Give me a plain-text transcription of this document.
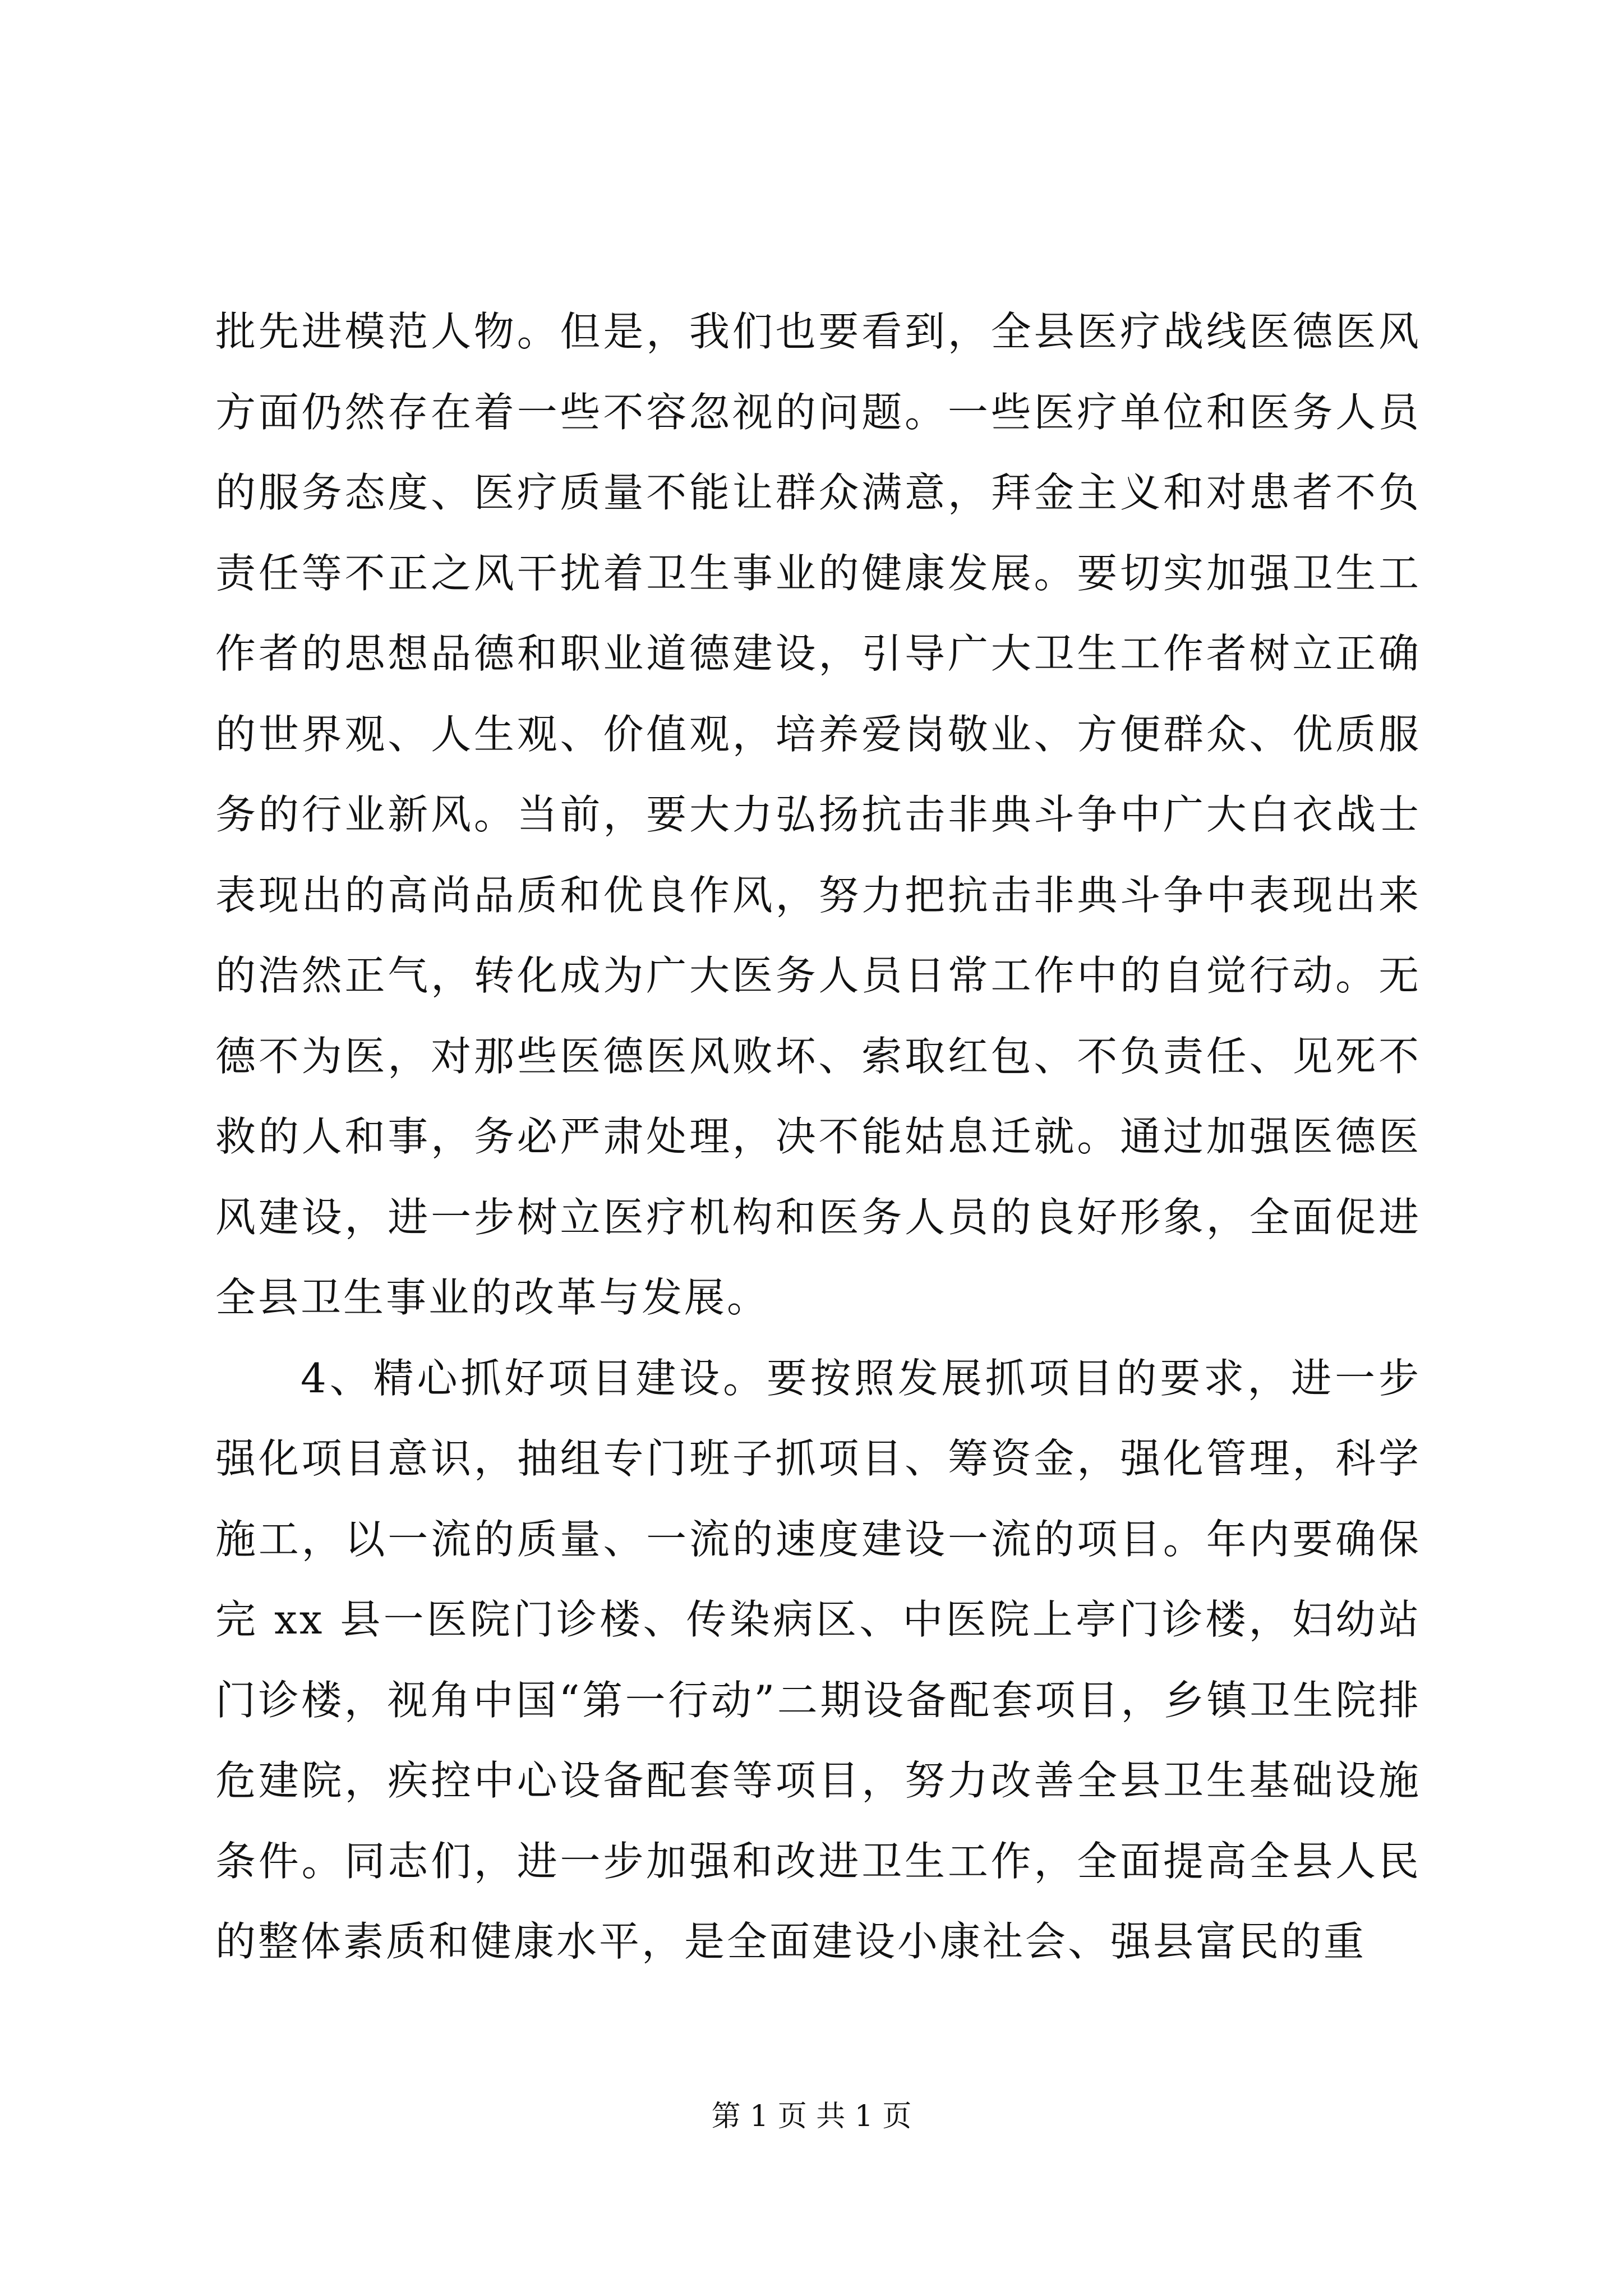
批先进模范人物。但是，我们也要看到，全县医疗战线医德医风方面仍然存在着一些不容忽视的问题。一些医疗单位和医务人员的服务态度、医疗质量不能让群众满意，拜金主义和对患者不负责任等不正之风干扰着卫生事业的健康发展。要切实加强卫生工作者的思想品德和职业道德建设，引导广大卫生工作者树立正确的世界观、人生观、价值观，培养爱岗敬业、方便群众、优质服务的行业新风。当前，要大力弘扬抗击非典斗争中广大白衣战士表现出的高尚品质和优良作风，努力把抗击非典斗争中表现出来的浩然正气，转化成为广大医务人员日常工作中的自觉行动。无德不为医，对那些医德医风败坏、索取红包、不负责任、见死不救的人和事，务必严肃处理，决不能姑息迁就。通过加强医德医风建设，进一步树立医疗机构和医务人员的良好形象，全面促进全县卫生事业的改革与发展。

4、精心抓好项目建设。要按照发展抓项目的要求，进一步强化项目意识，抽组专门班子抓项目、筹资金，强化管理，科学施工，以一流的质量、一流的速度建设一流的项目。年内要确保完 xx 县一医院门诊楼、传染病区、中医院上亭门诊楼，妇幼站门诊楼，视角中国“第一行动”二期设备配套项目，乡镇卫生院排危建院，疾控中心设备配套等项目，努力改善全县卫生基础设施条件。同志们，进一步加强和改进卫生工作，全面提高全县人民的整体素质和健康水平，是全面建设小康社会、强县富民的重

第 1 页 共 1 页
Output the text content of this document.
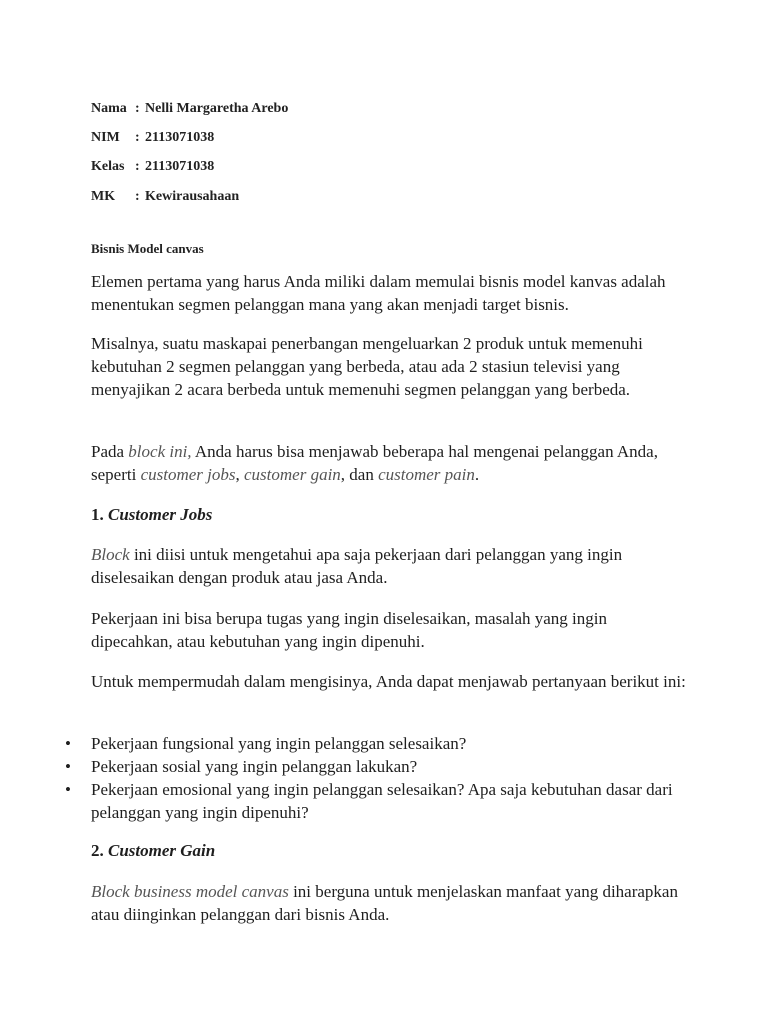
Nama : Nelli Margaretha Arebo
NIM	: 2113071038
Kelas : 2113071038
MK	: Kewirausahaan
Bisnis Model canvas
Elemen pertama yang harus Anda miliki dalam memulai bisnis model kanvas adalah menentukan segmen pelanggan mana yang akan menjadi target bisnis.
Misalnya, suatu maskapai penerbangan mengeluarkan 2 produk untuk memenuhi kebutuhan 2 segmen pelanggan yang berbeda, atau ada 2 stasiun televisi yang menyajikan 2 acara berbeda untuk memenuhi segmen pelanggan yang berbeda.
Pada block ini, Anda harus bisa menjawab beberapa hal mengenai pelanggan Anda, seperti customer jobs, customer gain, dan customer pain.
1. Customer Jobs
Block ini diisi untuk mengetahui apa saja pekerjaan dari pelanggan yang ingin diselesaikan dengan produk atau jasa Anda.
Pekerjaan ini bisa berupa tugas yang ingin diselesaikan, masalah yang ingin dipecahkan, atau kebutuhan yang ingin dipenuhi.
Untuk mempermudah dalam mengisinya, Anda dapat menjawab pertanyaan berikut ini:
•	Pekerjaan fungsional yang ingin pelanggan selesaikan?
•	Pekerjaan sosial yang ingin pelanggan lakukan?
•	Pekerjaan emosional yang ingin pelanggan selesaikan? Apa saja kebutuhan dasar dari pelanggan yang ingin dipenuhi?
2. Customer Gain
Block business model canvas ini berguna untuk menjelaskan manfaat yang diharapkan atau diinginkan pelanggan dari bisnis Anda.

Aim: Extract the text of all the records above verbatim, excluding pictures.

Reply to the exercise:
Give me a plain-text transcription of this document.
批先进模范人物。但是，我们也要看到，全县医疗战线医德医风方面仍然存在着一些不容忽视的问题。一些医疗单位和医务人员的服务态度、医疗质量不能让群众满意，拜金主义和对患者不负责任等不正之风干扰着卫生事业的健康发展。要切实加强卫生工作者的思想品德和职业道德建设，引导广大卫生工作者树立正确的世界观、人生观、价值观，培养爱岗敬业、方便群众、优质服务的行业新风。当前，要大力弘扬抗击非典斗争中广大白衣战士表现出的高尚品质和优良作风，努力把抗击非典斗争中表现出来的浩然正气，转化成为广大医务人员日常工作中的自觉行动。无德不为医，对那些医德医风败坏、索取红包、不负责任、见死不救的人和事，务必严肃处理，决不能姑息迁就。通过加强医德医风建设，进一步树立医疗机构和医务人员的良好形象，全面促进全县卫生事业的改革与发展。

4、精心抓好项目建设。要按照发展抓项目的要求，进一步强化项目意识，抽组专门班子抓项目、筹资金，强化管理，科学施工，以一流的质量、一流的速度建设一流的项目。年内要确保完 xx 县一医院门诊楼、传染病区、中医院上亭门诊楼，妇幼站门诊楼，视角中国“第一行动”二期设备配套项目，乡镇卫生院排危建院，疾控中心设备配套等项目，努力改善全县卫生基础设施条件。同志们，进一步加强和改进卫生工作，全面提高全县人民的整体素质和健康水平，是全面建设小康社会、强县富民的重

第 1 页 共 1 页
Output the text content of this document.
Nama : Nelli Margaretha Arebo
NIM	: 2113071038
Kelas : 2113071038
MK	: Kewirausahaan
Bisnis Model canvas
Elemen pertama yang harus Anda miliki dalam memulai bisnis model kanvas adalah menentukan segmen pelanggan mana yang akan menjadi target bisnis.
Misalnya, suatu maskapai penerbangan mengeluarkan 2 produk untuk memenuhi kebutuhan 2 segmen pelanggan yang berbeda, atau ada 2 stasiun televisi yang menyajikan 2 acara berbeda untuk memenuhi segmen pelanggan yang berbeda.
Pada block ini, Anda harus bisa menjawab beberapa hal mengenai pelanggan Anda, seperti customer jobs, customer gain, dan customer pain.
1. Customer Jobs
Block ini diisi untuk mengetahui apa saja pekerjaan dari pelanggan yang ingin diselesaikan dengan produk atau jasa Anda.
Pekerjaan ini bisa berupa tugas yang ingin diselesaikan, masalah yang ingin dipecahkan, atau kebutuhan yang ingin dipenuhi.
Untuk mempermudah dalam mengisinya, Anda dapat menjawab pertanyaan berikut ini:
•	Pekerjaan fungsional yang ingin pelanggan selesaikan?
•	Pekerjaan sosial yang ingin pelanggan lakukan?
•	Pekerjaan emosional yang ingin pelanggan selesaikan? Apa saja kebutuhan dasar dari pelanggan yang ingin dipenuhi?
2. Customer Gain
Block business model canvas ini berguna untuk menjelaskan manfaat yang diharapkan atau diinginkan pelanggan dari bisnis Anda.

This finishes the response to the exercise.